### MATERIAL PROVIDED
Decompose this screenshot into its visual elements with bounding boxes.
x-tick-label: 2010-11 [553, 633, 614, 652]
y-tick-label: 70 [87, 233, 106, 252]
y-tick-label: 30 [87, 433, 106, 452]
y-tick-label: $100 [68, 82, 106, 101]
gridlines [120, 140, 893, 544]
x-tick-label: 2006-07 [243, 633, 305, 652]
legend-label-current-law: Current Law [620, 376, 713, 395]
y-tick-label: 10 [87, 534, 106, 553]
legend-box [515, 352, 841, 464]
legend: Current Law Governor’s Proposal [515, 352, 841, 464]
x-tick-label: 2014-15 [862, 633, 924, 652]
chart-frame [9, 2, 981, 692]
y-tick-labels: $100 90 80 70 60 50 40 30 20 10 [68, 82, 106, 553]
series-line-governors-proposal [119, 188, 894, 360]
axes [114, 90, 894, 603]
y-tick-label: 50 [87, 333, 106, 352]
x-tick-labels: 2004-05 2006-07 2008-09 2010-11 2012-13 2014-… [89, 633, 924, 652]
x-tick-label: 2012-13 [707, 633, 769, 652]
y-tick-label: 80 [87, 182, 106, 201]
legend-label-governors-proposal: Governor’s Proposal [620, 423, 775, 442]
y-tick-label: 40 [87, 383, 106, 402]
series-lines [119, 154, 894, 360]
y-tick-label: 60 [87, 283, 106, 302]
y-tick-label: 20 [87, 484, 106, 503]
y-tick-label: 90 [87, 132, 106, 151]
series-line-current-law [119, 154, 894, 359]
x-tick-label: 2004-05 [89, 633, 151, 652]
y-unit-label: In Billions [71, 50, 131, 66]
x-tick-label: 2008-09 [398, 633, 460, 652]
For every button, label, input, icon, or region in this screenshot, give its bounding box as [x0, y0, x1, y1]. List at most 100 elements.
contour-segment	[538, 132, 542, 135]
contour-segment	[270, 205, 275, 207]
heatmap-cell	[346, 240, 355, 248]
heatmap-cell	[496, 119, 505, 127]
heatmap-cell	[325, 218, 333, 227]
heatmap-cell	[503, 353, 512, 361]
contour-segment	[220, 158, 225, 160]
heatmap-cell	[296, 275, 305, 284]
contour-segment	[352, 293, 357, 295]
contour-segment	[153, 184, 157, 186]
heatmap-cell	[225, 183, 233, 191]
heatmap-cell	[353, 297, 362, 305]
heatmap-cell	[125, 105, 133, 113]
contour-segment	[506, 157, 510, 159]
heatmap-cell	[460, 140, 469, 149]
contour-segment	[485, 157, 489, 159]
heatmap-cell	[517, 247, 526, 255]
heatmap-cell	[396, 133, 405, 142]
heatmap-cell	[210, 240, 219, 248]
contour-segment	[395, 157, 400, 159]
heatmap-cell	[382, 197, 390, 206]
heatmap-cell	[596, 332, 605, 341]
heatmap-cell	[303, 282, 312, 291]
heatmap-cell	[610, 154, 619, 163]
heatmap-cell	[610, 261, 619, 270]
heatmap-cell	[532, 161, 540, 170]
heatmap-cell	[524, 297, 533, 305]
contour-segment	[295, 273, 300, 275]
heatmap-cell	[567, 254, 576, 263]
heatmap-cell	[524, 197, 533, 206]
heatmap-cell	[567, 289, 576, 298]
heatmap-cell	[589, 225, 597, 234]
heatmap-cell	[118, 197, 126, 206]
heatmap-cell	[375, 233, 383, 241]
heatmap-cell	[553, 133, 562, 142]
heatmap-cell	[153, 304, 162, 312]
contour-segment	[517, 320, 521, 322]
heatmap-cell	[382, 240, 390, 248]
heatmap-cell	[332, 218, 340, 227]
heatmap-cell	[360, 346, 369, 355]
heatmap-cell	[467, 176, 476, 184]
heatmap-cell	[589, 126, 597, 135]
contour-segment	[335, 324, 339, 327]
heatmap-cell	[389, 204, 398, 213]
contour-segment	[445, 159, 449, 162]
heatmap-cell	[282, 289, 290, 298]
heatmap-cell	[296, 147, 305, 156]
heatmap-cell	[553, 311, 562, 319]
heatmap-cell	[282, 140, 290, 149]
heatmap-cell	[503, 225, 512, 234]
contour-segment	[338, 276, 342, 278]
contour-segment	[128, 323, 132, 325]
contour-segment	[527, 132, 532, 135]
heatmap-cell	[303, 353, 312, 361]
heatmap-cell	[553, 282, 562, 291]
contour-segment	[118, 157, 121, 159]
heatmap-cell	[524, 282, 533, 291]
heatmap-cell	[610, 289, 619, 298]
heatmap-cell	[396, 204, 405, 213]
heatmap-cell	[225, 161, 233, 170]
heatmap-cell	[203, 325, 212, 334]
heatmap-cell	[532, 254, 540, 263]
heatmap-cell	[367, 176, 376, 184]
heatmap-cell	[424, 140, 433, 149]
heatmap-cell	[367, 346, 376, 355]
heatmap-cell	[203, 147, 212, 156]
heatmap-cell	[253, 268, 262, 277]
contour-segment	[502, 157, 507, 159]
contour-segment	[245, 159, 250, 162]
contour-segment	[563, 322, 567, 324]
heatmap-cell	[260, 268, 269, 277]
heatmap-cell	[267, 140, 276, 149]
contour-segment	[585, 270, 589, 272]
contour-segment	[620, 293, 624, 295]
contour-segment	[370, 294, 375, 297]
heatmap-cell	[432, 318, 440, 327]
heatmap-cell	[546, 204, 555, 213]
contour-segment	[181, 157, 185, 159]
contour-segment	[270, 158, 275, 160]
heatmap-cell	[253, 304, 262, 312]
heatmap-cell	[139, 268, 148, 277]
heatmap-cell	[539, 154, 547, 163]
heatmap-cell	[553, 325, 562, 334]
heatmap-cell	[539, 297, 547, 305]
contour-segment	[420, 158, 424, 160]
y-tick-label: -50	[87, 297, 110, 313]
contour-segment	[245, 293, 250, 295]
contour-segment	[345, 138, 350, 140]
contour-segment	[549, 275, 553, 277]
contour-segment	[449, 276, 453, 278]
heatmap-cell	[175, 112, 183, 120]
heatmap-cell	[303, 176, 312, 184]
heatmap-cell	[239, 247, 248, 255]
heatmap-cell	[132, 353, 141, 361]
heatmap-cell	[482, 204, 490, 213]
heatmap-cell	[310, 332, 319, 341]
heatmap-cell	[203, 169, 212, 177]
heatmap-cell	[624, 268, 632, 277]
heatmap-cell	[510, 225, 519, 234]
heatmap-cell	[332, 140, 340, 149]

### WHAT THIS TASK INVOLVES
Copy every line of the entries above verbatim, changing nothing.

### EXPECTED ANSWER
Decompose this screenshot into its visual elements with bounding boxes.
x-tick-label: 2010-11 [553, 633, 614, 652]
y-tick-label: 70 [87, 233, 106, 252]
y-tick-label: 30 [87, 433, 106, 452]
y-tick-label: $100 [68, 82, 106, 101]
gridlines [120, 140, 893, 544]
x-tick-label: 2006-07 [243, 633, 305, 652]
legend-label-current-law: Current Law [620, 376, 713, 395]
y-tick-label: 10 [87, 534, 106, 553]
legend-box [515, 352, 841, 464]
legend: Current Law Governor’s Proposal [515, 352, 841, 464]
x-tick-label: 2014-15 [862, 633, 924, 652]
chart-frame [9, 2, 981, 692]
y-tick-labels: $100 90 80 70 60 50 40 30 20 10 [68, 82, 106, 553]
series-line-governors-proposal [119, 188, 894, 360]
axes [114, 90, 894, 603]
y-tick-label: 50 [87, 333, 106, 352]
x-tick-labels: 2004-05 2006-07 2008-09 2010-11 2012-13 2014-… [89, 633, 924, 652]
x-tick-label: 2012-13 [707, 633, 769, 652]
y-tick-label: 80 [87, 182, 106, 201]
legend-label-governors-proposal: Governor’s Proposal [620, 423, 775, 442]
y-tick-label: 40 [87, 383, 106, 402]
series-lines [119, 154, 894, 360]
y-tick-label: 60 [87, 283, 106, 302]
y-tick-label: 20 [87, 484, 106, 503]
y-tick-label: 90 [87, 132, 106, 151]
series-line-current-law [119, 154, 894, 359]
x-tick-label: 2004-05 [89, 633, 151, 652]
y-unit-label: In Billions [71, 50, 131, 66]
x-tick-label: 2008-09 [398, 633, 460, 652]
For every button, label, input, icon, or region in this screenshot, give its bounding box as [x0, y0, x1, y1]. List at most 100 elements.
contour-segment	[538, 132, 542, 135]
contour-segment	[270, 205, 275, 207]
heatmap-cell	[346, 240, 355, 248]
heatmap-cell	[496, 119, 505, 127]
heatmap-cell	[325, 218, 333, 227]
heatmap-cell	[503, 353, 512, 361]
contour-segment	[220, 158, 225, 160]
heatmap-cell	[296, 275, 305, 284]
contour-segment	[352, 293, 357, 295]
contour-segment	[153, 184, 157, 186]
heatmap-cell	[225, 183, 233, 191]
heatmap-cell	[353, 297, 362, 305]
heatmap-cell	[125, 105, 133, 113]
contour-segment	[506, 157, 510, 159]
heatmap-cell	[460, 140, 469, 149]
contour-segment	[485, 157, 489, 159]
heatmap-cell	[517, 247, 526, 255]
heatmap-cell	[396, 133, 405, 142]
heatmap-cell	[210, 240, 219, 248]
contour-segment	[395, 157, 400, 159]
heatmap-cell	[382, 197, 390, 206]
heatmap-cell	[596, 332, 605, 341]
heatmap-cell	[303, 282, 312, 291]
heatmap-cell	[610, 154, 619, 163]
heatmap-cell	[610, 261, 619, 270]
heatmap-cell	[532, 161, 540, 170]
heatmap-cell	[524, 297, 533, 305]
contour-segment	[295, 273, 300, 275]
heatmap-cell	[567, 254, 576, 263]
heatmap-cell	[524, 197, 533, 206]
heatmap-cell	[567, 289, 576, 298]
heatmap-cell	[589, 225, 597, 234]
heatmap-cell	[118, 197, 126, 206]
heatmap-cell	[375, 233, 383, 241]
heatmap-cell	[553, 133, 562, 142]
heatmap-cell	[153, 304, 162, 312]
contour-segment	[517, 320, 521, 322]
heatmap-cell	[382, 240, 390, 248]
heatmap-cell	[332, 218, 340, 227]
heatmap-cell	[360, 346, 369, 355]
heatmap-cell	[467, 176, 476, 184]
heatmap-cell	[589, 126, 597, 135]
contour-segment	[335, 324, 339, 327]
heatmap-cell	[389, 204, 398, 213]
contour-segment	[445, 159, 449, 162]
heatmap-cell	[282, 289, 290, 298]
heatmap-cell	[296, 147, 305, 156]
heatmap-cell	[553, 311, 562, 319]
heatmap-cell	[282, 140, 290, 149]
heatmap-cell	[503, 225, 512, 234]
contour-segment	[338, 276, 342, 278]
contour-segment	[128, 323, 132, 325]
contour-segment	[527, 132, 532, 135]
heatmap-cell	[303, 353, 312, 361]
heatmap-cell	[553, 282, 562, 291]
contour-segment	[118, 157, 121, 159]
heatmap-cell	[524, 282, 533, 291]
heatmap-cell	[610, 289, 619, 298]
heatmap-cell	[396, 204, 405, 213]
heatmap-cell	[225, 161, 233, 170]
heatmap-cell	[203, 325, 212, 334]
heatmap-cell	[532, 254, 540, 263]
heatmap-cell	[367, 176, 376, 184]
heatmap-cell	[424, 140, 433, 149]
heatmap-cell	[367, 346, 376, 355]
heatmap-cell	[203, 147, 212, 156]
heatmap-cell	[253, 268, 262, 277]
contour-segment	[502, 157, 507, 159]
contour-segment	[245, 159, 250, 162]
contour-segment	[563, 322, 567, 324]
heatmap-cell	[260, 268, 269, 277]
heatmap-cell	[267, 140, 276, 149]
contour-segment	[585, 270, 589, 272]
contour-segment	[620, 293, 624, 295]
contour-segment	[370, 294, 375, 297]
heatmap-cell	[432, 318, 440, 327]
heatmap-cell	[546, 204, 555, 213]
contour-segment	[181, 157, 185, 159]
contour-segment	[270, 158, 275, 160]
heatmap-cell	[253, 304, 262, 312]
heatmap-cell	[139, 268, 148, 277]
heatmap-cell	[539, 154, 547, 163]
heatmap-cell	[553, 325, 562, 334]
heatmap-cell	[539, 297, 547, 305]
contour-segment	[420, 158, 424, 160]
y-tick-label: -50	[87, 297, 110, 313]
contour-segment	[245, 293, 250, 295]
contour-segment	[345, 138, 350, 140]
contour-segment	[549, 275, 553, 277]
contour-segment	[449, 276, 453, 278]
heatmap-cell	[175, 112, 183, 120]
heatmap-cell	[303, 176, 312, 184]
heatmap-cell	[239, 247, 248, 255]
heatmap-cell	[132, 353, 141, 361]
heatmap-cell	[482, 204, 490, 213]
heatmap-cell	[310, 332, 319, 341]
heatmap-cell	[203, 169, 212, 177]
heatmap-cell	[624, 268, 632, 277]
heatmap-cell	[510, 225, 519, 234]
heatmap-cell	[332, 140, 340, 149]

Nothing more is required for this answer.